Notwithstanding this prediction, if the integrated model is correct
in its proposition that liberals/aversive racists will reveal their
prejudice by discriminating against Blacks provided that such
discrimination can be justified, Hypothesis 2 states that liberals
should significantly decrease their double jeopardy ratings for the
Black officer once it is revealed that he initiated the assault;
specifically, liberals in the Black officer-White motorist/officer first
punch cell should perceive double jeopardy significantly less than
liberals in the Black officer-White motorist/unspecified cell. This
prediction follows the logic of the integrated model because here a
lower rating by liberals can be attributed to the Black officer throwing
the first punch rather than to his race.
A related notion is that the hypothesized decrease in double
jeopardy ratings among liberals for a Black officer who throws the first
punch should be greater than that for a White Officer who does so. Thus
among liberals, Hypothesis 3 states that the independent variables, race
combination and first punch, should interact. Such an interaction would
indicate that knowledge of the officer throwing the first punch
adversely affected liberals' perceptions of the Black officer more
so than their perceptions of the White officers.

DATA RECORDS —
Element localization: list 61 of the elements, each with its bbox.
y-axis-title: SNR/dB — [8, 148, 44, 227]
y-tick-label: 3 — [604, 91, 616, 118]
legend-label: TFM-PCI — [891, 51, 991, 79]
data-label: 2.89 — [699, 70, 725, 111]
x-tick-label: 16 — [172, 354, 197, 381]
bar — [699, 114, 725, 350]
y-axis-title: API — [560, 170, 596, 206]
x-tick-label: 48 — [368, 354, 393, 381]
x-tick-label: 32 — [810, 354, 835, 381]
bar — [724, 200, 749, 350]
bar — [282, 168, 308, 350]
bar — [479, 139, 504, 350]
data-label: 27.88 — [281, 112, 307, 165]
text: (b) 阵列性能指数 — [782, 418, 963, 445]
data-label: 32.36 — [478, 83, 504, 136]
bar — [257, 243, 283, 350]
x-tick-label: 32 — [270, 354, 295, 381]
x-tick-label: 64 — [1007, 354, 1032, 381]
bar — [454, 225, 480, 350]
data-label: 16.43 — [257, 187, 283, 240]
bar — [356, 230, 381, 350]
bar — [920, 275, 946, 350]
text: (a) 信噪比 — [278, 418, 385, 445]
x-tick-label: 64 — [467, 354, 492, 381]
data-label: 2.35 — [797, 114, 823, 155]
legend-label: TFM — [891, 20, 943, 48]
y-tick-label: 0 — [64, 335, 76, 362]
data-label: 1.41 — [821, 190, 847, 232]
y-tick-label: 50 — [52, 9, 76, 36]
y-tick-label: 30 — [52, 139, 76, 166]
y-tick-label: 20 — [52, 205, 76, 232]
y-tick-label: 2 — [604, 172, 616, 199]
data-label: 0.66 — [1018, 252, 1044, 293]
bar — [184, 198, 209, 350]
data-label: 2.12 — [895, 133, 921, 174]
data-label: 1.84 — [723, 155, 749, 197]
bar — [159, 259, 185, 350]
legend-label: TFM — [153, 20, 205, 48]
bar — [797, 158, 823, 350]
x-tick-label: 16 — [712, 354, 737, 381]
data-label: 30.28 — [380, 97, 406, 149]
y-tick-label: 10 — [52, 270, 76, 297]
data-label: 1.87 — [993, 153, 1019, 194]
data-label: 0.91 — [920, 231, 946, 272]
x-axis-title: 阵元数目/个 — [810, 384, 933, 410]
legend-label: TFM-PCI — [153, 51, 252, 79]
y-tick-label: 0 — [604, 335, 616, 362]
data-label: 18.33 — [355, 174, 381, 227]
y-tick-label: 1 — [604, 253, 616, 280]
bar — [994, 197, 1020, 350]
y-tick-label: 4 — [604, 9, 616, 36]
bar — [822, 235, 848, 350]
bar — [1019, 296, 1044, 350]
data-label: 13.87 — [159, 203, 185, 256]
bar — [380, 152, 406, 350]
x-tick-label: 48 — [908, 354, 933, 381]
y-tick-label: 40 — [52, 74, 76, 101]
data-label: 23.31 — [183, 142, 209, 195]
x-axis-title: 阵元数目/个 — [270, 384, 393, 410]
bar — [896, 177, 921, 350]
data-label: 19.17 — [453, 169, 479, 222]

YOUR OBJECTIVE — Transcribe the full passage on liberals' double jeopardy ratings word for word. Work from the passage alone, not from the lines.

THE RESULT —
Notwithstanding this prediction, if the integrated model is correct
in its proposition that liberals/aversive racists will reveal their
prejudice by discriminating against Blacks provided that such
discrimination can be justified, Hypothesis 2 states that liberals
should significantly decrease their double jeopardy ratings for the
Black officer once it is revealed that he initiated the assault;
specifically, liberals in the Black officer-White motorist/officer first
punch cell should perceive double jeopardy significantly less than
liberals in the Black officer-White motorist/unspecified cell. This
prediction follows the logic of the integrated model because here a
lower rating by liberals can be attributed to the Black officer throwing
the first punch rather than to his race.
A related notion is that the hypothesized decrease in double
jeopardy ratings among liberals for a Black officer who throws the first
punch should be greater than that for a White Officer who does so. Thus
among liberals, Hypothesis 3 states that the independent variables, race
combination and first punch, should interact. Such an interaction would
indicate that knowledge of the officer throwing the first punch
adversely affected liberals' perceptions of the Black officer more
so than their perceptions of the White officers.